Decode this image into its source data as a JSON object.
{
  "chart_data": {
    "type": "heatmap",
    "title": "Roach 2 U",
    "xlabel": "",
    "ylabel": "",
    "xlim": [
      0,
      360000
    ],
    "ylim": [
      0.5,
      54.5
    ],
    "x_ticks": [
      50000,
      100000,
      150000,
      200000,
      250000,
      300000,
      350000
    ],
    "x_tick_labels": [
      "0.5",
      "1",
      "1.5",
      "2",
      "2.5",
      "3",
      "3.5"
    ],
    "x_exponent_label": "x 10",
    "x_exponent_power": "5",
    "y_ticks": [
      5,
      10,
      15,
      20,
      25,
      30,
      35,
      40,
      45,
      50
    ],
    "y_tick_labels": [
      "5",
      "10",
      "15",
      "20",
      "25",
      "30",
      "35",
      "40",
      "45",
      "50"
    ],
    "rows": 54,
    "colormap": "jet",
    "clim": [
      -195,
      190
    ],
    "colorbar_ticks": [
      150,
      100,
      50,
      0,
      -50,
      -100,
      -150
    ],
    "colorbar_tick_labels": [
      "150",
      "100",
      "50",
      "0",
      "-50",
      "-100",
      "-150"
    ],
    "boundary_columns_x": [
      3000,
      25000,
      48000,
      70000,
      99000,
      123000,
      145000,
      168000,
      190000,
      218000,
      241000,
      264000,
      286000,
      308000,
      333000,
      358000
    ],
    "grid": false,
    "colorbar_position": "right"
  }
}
- - - -
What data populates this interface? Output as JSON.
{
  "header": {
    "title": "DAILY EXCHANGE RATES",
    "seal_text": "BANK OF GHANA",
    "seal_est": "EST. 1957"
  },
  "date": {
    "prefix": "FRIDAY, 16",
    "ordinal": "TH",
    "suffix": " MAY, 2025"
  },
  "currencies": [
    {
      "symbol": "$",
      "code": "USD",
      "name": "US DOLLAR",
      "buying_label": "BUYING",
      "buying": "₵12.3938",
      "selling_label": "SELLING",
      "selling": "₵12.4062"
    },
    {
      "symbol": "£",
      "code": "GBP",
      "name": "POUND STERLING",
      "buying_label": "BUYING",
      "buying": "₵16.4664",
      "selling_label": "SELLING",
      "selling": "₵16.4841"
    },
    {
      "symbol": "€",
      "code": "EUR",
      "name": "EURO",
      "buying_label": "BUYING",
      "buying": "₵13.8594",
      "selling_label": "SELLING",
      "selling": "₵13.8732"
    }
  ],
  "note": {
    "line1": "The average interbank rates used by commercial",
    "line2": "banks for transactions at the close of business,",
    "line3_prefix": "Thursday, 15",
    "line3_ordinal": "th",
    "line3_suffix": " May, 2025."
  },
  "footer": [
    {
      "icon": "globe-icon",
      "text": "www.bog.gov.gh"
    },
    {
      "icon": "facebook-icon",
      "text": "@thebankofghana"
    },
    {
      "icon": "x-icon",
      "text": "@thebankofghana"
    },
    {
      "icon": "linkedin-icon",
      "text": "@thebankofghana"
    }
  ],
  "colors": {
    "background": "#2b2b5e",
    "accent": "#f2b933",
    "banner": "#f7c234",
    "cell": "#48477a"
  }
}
- - - -
Extract lines where the string "name" occurs.

      "name": "US DOLLAR",
      "name": "POUND STERLING",
      "name": "EURO",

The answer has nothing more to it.